→ Saved data entries
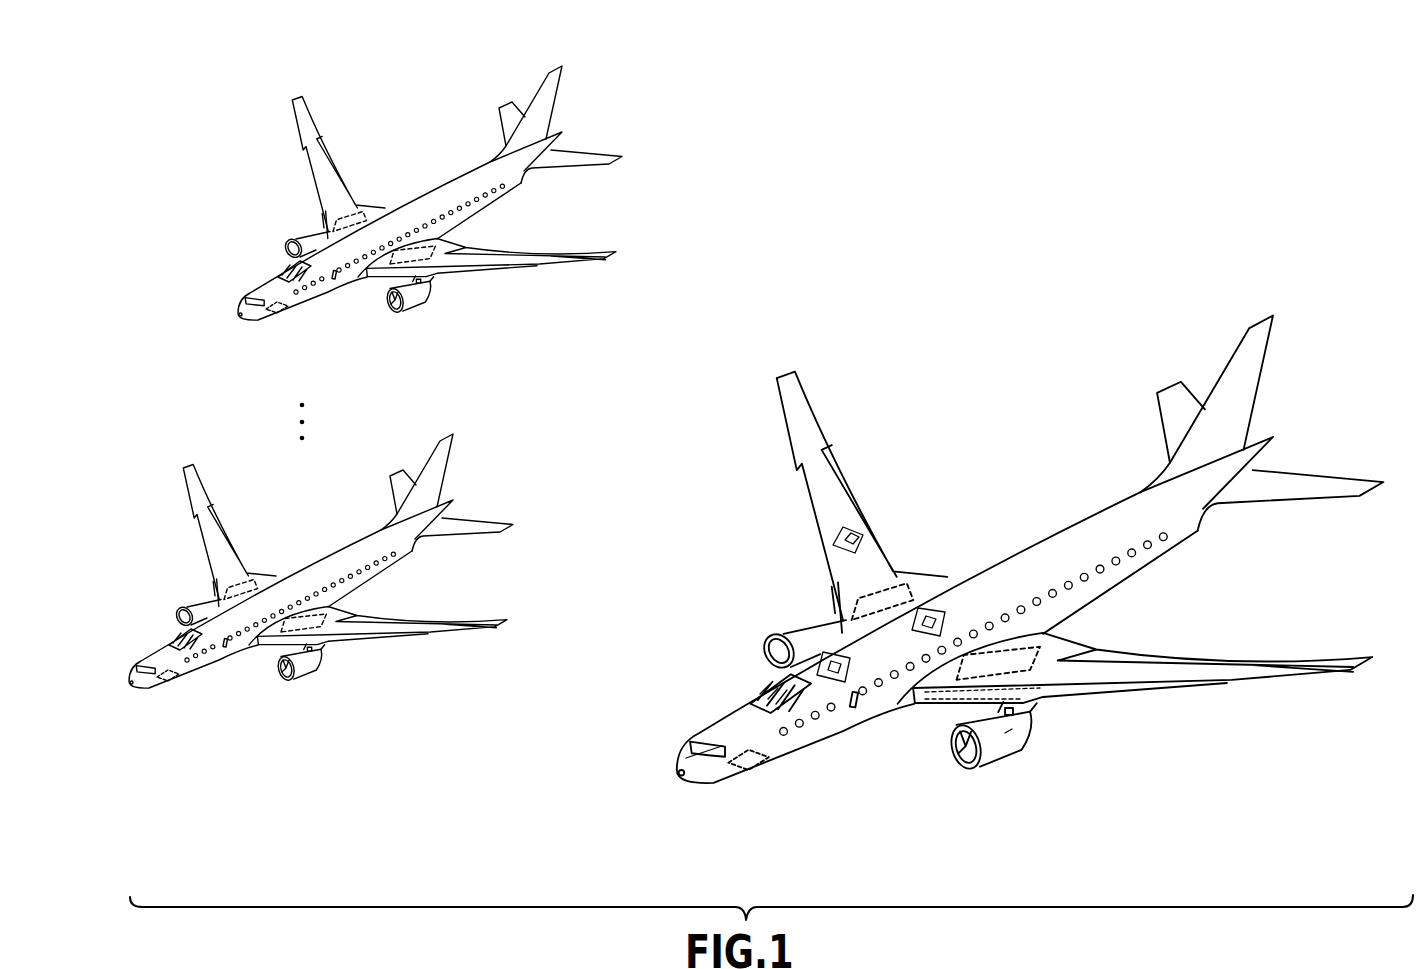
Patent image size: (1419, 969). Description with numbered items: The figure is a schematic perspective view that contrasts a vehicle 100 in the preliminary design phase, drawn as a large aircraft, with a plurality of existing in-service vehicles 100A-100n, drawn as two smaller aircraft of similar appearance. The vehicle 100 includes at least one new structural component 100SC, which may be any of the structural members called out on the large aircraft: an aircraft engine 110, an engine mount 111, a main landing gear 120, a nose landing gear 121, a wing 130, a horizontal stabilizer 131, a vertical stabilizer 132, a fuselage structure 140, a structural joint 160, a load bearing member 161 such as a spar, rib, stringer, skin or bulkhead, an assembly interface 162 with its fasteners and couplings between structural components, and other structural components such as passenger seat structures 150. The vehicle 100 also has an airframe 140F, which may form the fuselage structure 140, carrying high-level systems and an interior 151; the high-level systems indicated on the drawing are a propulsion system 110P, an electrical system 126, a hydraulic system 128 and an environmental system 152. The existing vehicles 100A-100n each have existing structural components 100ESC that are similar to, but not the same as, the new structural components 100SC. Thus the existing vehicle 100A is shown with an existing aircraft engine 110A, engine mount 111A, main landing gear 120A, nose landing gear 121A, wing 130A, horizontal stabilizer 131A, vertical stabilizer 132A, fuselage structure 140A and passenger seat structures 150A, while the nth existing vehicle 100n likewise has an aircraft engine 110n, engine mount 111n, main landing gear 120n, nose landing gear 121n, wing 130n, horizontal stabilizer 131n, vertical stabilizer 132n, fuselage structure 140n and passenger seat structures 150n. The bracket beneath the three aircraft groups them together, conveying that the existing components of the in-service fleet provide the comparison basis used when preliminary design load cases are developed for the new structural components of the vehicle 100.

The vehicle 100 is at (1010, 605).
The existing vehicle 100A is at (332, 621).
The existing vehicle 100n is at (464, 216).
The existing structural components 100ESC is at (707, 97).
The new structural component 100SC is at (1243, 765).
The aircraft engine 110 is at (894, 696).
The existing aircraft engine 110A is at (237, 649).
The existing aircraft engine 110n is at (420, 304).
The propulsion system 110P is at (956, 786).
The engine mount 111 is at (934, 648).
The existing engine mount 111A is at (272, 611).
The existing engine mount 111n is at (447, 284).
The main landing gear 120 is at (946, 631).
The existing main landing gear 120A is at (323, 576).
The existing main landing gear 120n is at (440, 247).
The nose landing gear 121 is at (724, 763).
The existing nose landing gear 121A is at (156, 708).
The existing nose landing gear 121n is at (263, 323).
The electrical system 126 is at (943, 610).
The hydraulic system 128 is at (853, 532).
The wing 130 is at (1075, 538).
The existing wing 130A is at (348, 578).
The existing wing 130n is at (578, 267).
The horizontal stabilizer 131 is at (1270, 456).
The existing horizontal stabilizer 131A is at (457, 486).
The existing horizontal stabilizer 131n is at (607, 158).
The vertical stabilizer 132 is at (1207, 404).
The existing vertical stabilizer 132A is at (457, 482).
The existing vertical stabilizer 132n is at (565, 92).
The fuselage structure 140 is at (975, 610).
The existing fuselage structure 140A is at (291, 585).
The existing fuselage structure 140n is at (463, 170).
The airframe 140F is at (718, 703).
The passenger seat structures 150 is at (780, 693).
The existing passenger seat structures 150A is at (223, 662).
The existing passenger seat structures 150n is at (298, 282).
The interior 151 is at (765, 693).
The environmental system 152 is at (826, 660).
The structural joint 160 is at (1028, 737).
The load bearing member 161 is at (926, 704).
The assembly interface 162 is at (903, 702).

* * *

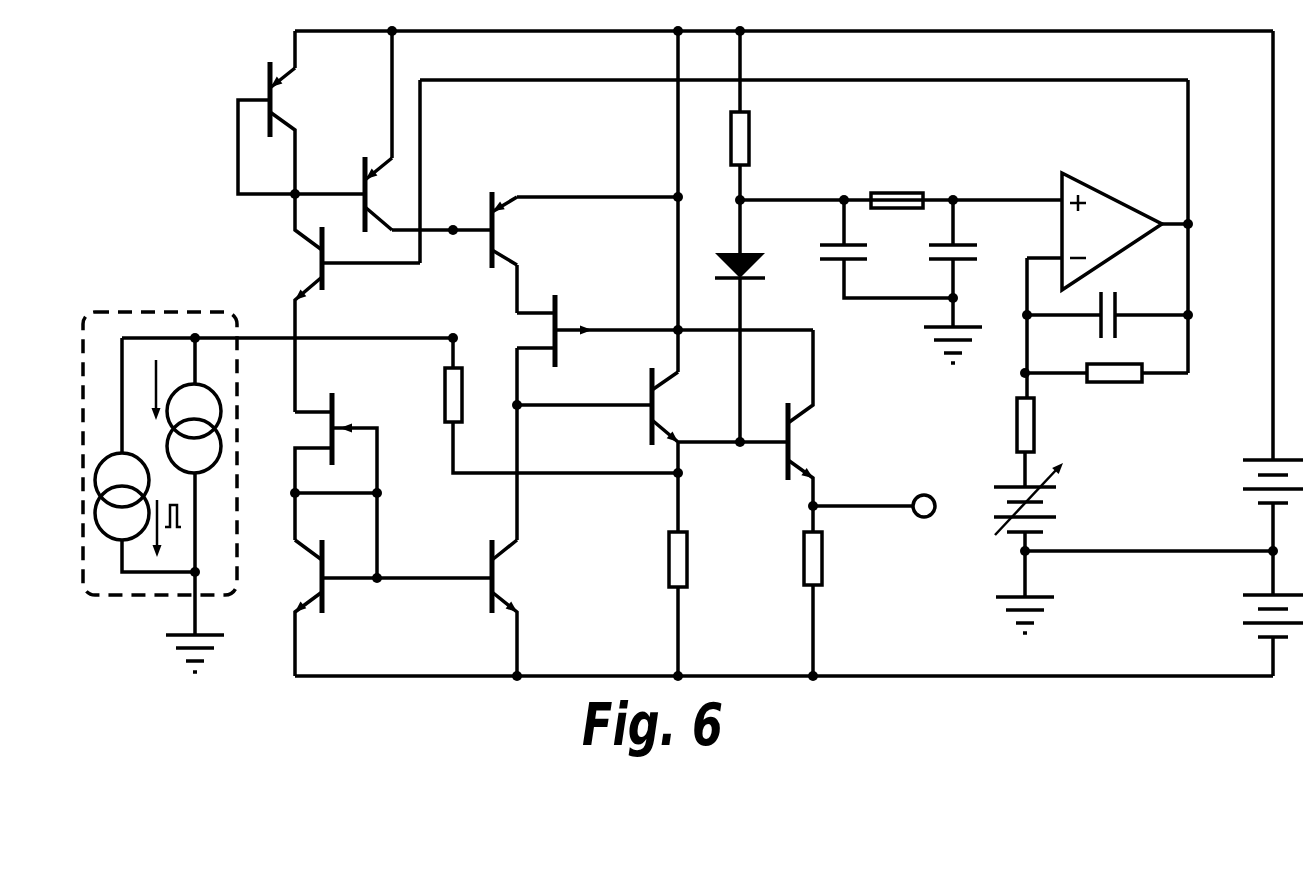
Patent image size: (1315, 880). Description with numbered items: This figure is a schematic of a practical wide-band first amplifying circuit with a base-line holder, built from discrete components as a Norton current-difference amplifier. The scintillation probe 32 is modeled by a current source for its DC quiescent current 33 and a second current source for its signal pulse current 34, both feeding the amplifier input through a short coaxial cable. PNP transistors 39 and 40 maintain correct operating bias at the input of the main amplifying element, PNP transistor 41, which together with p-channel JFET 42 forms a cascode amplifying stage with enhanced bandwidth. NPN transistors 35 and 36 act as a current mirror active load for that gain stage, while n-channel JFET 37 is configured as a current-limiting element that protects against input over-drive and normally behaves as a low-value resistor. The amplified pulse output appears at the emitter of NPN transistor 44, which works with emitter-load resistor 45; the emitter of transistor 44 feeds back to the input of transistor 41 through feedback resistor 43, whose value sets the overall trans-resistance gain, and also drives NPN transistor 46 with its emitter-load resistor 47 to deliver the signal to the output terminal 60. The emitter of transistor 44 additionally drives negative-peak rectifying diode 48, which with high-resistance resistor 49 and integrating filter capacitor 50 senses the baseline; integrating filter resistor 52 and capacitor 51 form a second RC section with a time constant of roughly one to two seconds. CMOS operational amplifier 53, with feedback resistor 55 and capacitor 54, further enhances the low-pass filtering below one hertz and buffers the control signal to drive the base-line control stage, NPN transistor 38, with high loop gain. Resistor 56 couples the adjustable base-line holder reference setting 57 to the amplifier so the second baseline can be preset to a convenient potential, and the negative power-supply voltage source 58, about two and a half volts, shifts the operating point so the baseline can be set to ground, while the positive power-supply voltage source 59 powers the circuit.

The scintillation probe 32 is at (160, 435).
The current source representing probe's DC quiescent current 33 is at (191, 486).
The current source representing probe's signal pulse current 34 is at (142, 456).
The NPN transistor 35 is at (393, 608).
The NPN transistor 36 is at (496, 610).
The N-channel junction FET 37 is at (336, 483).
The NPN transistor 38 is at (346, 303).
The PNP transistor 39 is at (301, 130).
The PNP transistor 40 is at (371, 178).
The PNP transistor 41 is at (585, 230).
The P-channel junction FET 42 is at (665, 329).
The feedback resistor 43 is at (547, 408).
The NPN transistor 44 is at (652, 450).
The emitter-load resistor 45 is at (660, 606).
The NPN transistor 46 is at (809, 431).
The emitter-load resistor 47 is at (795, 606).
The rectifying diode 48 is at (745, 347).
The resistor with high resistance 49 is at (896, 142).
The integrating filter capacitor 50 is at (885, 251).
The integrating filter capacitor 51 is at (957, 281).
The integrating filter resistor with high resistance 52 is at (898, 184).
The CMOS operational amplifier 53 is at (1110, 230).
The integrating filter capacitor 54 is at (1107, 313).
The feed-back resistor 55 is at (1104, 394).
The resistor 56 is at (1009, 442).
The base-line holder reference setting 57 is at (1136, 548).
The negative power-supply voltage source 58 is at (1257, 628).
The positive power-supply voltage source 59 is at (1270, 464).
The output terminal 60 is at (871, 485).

...

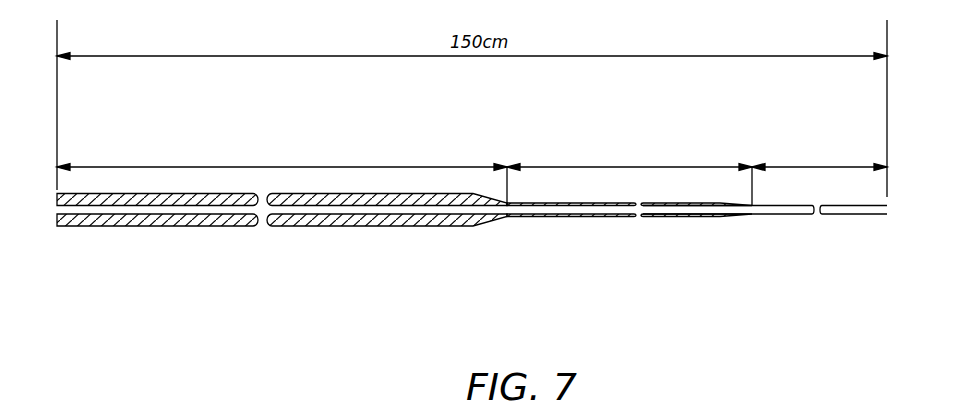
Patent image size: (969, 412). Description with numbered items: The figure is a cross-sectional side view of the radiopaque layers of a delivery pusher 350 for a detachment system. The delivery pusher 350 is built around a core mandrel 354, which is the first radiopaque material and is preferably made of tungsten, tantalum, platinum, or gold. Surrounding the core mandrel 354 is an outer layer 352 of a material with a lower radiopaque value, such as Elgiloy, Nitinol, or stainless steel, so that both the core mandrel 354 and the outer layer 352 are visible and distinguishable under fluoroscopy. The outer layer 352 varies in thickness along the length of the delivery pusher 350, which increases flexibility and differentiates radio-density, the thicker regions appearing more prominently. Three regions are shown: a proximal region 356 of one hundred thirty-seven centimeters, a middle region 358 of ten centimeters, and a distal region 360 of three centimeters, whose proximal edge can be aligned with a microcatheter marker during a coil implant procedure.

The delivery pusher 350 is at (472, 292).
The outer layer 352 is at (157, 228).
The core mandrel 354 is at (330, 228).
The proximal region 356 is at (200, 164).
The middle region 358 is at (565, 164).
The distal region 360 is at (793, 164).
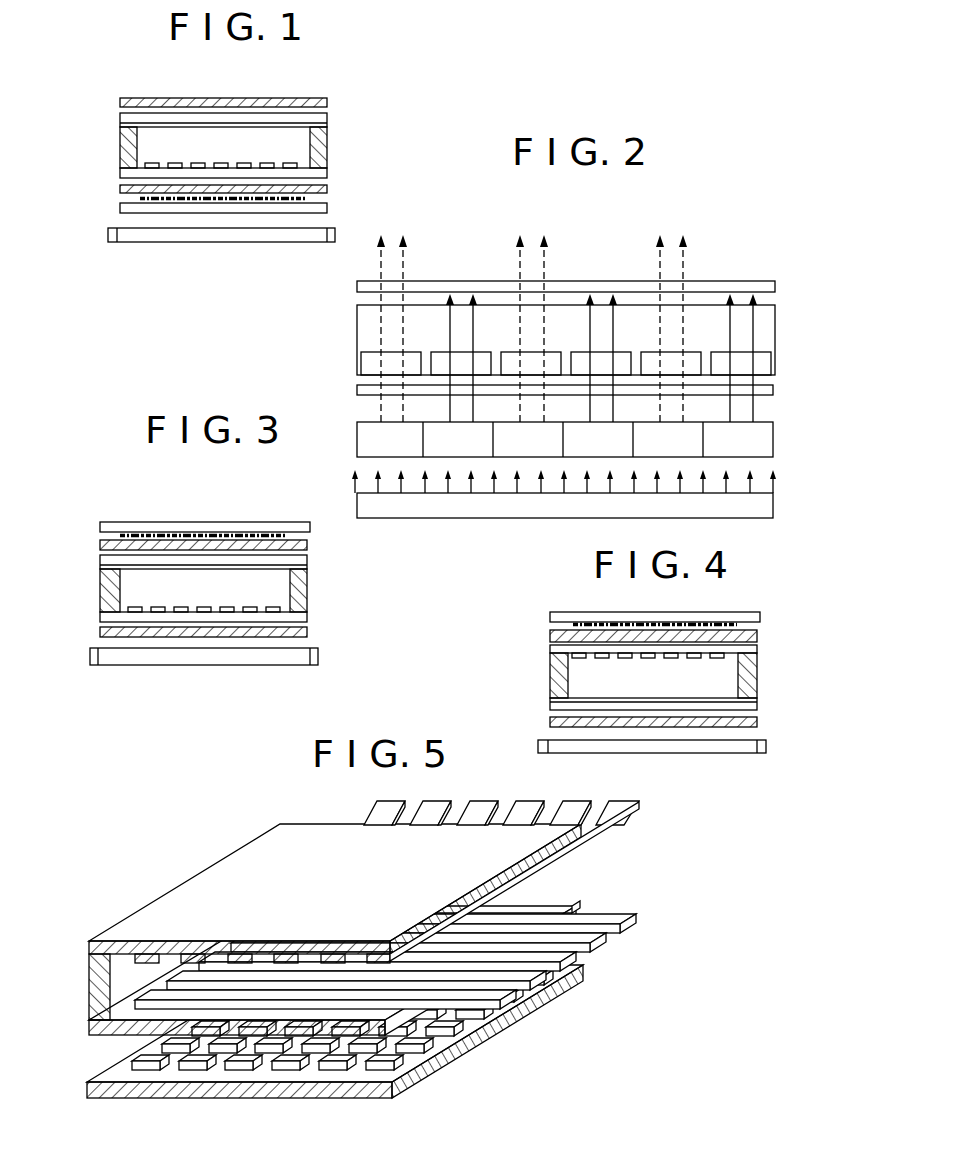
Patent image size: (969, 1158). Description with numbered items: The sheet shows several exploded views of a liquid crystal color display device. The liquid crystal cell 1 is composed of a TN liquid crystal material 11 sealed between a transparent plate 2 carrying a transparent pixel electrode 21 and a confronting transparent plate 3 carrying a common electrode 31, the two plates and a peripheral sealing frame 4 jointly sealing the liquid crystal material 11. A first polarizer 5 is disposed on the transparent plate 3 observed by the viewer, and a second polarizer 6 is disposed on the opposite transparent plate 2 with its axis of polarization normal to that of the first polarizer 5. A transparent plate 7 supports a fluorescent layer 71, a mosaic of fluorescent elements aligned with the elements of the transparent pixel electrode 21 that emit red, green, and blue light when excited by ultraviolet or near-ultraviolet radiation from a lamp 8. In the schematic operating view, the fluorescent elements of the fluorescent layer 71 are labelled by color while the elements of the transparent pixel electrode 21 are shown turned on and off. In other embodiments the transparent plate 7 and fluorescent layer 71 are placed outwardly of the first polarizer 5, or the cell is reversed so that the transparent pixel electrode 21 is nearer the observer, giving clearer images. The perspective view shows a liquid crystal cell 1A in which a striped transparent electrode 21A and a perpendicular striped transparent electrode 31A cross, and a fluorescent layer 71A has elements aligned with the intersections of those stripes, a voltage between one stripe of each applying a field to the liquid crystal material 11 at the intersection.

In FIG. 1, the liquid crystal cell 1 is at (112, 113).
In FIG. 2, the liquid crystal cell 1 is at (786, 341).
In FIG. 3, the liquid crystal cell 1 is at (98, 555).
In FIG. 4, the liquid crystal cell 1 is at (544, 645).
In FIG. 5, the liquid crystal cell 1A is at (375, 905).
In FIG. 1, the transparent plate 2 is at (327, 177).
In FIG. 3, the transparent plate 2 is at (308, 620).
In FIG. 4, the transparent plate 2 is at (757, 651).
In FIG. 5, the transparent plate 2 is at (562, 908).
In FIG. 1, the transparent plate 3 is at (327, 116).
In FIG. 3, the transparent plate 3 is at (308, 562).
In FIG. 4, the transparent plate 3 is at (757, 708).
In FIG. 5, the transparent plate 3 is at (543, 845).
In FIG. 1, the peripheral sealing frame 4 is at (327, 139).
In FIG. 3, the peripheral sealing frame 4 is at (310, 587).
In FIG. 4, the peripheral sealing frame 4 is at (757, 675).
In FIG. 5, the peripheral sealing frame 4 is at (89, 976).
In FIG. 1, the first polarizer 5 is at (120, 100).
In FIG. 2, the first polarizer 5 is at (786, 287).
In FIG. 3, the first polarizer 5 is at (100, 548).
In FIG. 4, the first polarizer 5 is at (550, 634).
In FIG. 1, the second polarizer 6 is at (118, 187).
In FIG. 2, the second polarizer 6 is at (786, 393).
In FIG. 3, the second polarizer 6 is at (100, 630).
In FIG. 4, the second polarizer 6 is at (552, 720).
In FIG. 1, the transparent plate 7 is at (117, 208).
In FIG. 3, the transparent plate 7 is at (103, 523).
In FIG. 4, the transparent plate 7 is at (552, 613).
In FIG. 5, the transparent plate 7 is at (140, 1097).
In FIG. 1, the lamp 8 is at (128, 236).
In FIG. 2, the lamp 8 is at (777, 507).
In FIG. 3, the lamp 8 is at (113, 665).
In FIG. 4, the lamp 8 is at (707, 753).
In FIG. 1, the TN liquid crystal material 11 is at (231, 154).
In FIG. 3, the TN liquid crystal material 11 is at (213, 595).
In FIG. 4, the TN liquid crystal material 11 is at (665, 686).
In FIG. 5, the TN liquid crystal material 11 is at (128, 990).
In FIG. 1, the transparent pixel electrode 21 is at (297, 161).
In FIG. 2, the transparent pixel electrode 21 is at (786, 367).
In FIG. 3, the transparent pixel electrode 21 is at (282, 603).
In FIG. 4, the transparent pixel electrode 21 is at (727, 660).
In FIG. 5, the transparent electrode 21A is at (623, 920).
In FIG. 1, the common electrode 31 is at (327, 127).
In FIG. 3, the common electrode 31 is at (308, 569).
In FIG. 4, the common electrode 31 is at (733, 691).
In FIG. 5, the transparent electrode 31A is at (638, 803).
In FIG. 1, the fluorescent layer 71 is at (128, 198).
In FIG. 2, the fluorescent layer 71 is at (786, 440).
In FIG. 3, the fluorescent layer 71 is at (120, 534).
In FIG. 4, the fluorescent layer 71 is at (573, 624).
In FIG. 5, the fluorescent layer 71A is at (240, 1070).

→ REQUEST
Please pull out every line of the data between the line holding "Patent image size: (969, 412)." and the line holding "The proximal region 356 is at (200, 164).", inclusive, and reproduce each one word for word.

→ ANSWER FOR THIS EXERCISE
Patent image size: (969, 412). Description with numbered items: The figure is a cross-sectional side view of the radiopaque layers of a delivery pusher 350 for a detachment system. The delivery pusher 350 is built around a core mandrel 354, which is the first radiopaque material and is preferably made of tungsten, tantalum, platinum, or gold. Surrounding the core mandrel 354 is an outer layer 352 of a material with a lower radiopaque value, such as Elgiloy, Nitinol, or stainless steel, so that both the core mandrel 354 and the outer layer 352 are visible and distinguishable under fluoroscopy. The outer layer 352 varies in thickness along the length of the delivery pusher 350, which increases flexibility and differentiates radio-density, the thicker regions appearing more prominently. Three regions are shown: a proximal region 356 of one hundred thirty-seven centimeters, a middle region 358 of ten centimeters, and a distal region 360 of three centimeters, whose proximal edge can be aligned with a microcatheter marker during a coil implant procedure.

The delivery pusher 350 is at (472, 292).
The outer layer 352 is at (157, 228).
The core mandrel 354 is at (330, 228).
The proximal region 356 is at (200, 164).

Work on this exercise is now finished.